- **DIRECTIONS FOR THIS TASK**: Every line that holds "during" should be shown.
┌─ RECORDS FOR THIS EXERCISE
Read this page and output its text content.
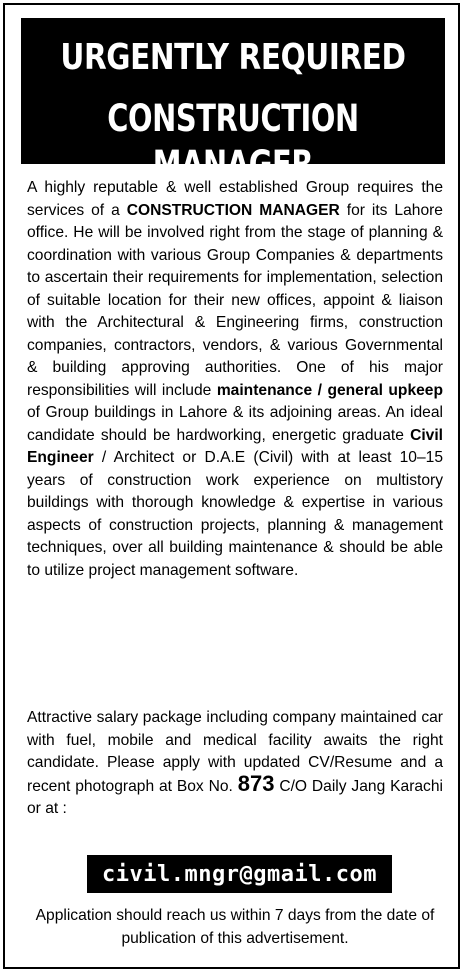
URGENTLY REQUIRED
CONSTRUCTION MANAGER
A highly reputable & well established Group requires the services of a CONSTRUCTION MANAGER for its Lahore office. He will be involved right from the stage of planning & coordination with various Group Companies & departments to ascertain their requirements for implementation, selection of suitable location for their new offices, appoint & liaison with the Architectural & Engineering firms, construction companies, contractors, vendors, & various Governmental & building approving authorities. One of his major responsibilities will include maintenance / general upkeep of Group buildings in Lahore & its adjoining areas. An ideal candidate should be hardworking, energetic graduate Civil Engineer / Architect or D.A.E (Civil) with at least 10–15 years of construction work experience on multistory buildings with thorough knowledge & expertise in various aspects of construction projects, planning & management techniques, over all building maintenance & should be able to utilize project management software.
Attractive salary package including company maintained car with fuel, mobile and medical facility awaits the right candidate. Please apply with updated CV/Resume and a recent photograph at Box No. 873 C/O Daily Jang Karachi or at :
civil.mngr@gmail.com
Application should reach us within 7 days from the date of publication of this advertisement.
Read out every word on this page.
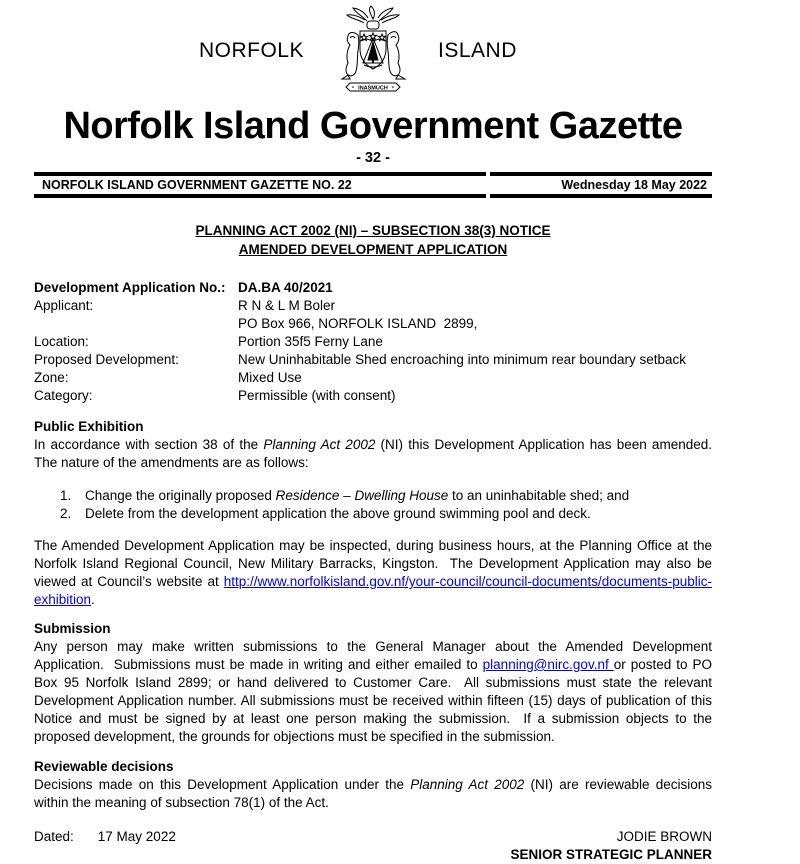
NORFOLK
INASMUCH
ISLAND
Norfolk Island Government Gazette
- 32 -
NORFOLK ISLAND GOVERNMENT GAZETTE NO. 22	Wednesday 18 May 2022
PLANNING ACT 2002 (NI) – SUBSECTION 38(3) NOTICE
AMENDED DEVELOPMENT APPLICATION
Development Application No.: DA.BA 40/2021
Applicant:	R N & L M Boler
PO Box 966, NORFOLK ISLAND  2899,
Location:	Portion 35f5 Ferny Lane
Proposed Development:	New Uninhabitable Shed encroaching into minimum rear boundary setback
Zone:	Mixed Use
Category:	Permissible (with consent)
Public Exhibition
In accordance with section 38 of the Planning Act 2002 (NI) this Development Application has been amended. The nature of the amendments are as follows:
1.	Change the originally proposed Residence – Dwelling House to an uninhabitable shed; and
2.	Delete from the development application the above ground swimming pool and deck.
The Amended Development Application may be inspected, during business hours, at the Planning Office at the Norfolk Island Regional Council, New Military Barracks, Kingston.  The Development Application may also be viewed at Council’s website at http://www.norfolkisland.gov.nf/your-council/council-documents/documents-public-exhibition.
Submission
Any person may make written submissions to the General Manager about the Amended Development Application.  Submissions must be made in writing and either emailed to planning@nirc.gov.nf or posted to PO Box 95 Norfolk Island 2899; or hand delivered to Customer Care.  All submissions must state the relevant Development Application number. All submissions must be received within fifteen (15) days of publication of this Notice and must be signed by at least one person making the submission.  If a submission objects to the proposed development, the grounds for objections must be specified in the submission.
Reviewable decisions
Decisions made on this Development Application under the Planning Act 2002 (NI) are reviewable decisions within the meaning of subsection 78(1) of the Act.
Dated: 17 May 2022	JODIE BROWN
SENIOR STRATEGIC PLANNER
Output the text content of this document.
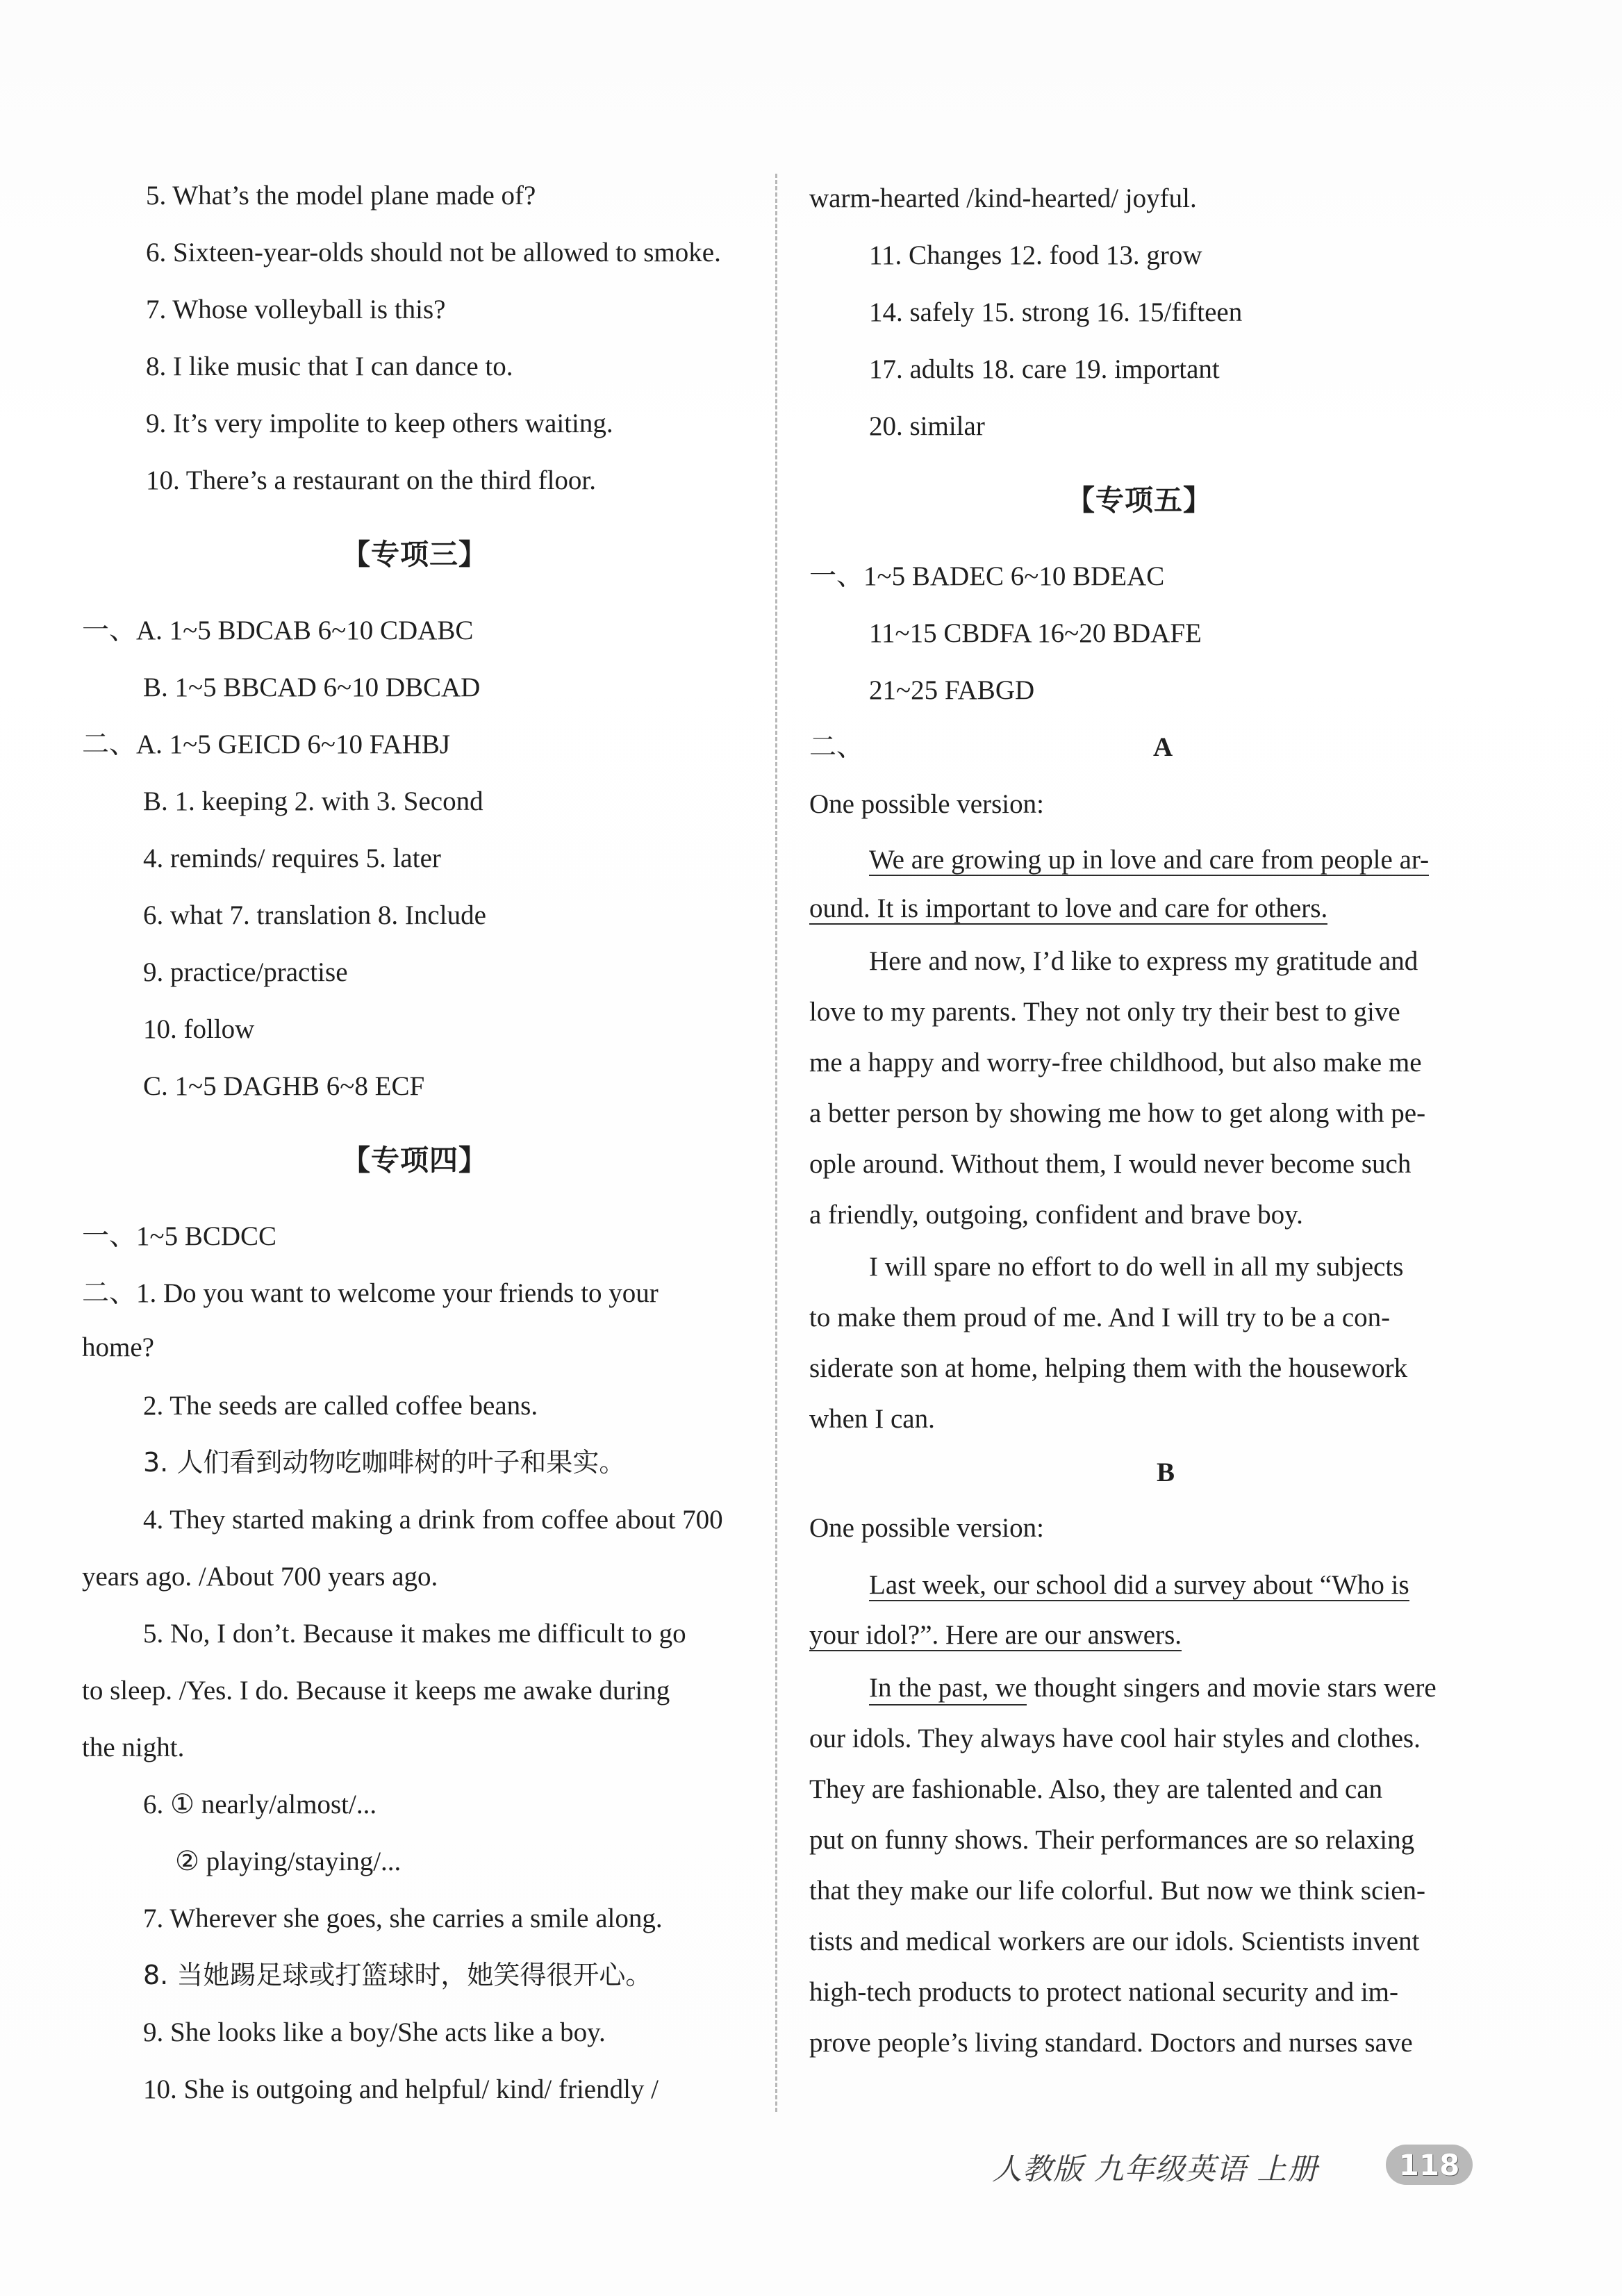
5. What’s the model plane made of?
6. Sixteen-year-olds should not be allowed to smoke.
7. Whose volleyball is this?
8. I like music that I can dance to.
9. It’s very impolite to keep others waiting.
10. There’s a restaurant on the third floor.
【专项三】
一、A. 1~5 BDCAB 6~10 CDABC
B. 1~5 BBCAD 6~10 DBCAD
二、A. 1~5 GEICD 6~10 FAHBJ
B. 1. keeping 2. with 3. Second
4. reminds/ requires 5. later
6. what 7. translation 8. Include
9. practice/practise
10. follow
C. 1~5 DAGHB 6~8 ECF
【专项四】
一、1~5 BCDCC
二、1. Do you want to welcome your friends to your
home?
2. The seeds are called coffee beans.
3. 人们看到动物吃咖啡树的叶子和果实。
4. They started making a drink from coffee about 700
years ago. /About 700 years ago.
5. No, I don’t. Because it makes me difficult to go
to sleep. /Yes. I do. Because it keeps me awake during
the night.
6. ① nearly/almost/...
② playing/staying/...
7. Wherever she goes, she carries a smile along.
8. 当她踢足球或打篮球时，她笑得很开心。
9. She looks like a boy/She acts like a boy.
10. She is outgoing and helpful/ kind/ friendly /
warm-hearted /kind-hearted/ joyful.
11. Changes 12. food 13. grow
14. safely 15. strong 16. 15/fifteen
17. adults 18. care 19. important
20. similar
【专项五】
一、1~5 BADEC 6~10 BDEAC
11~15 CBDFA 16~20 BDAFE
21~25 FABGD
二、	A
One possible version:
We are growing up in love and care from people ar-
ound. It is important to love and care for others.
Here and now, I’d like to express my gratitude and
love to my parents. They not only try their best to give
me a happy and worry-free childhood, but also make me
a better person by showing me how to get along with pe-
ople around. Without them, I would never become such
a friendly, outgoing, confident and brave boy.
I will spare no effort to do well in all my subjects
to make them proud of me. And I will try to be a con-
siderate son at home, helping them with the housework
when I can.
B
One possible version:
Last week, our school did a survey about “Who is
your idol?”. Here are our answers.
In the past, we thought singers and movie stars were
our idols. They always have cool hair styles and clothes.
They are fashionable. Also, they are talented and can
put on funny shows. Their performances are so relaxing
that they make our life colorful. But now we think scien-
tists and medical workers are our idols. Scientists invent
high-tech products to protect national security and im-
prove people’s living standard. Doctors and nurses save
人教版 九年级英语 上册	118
└─
- **FULL SOLUTION**:
The Amended Development Application may be inspected, during business hours, at the Planning Office at the Norfolk Island Regional Council, New Military Barracks, Kingston.  The Development Application may also be viewed at Council’s website at http://www.norfolkisland.gov.nf/your-council/council-documents/documents-public-exhibition.
to sleep. /Yes. I do. Because it keeps me awake during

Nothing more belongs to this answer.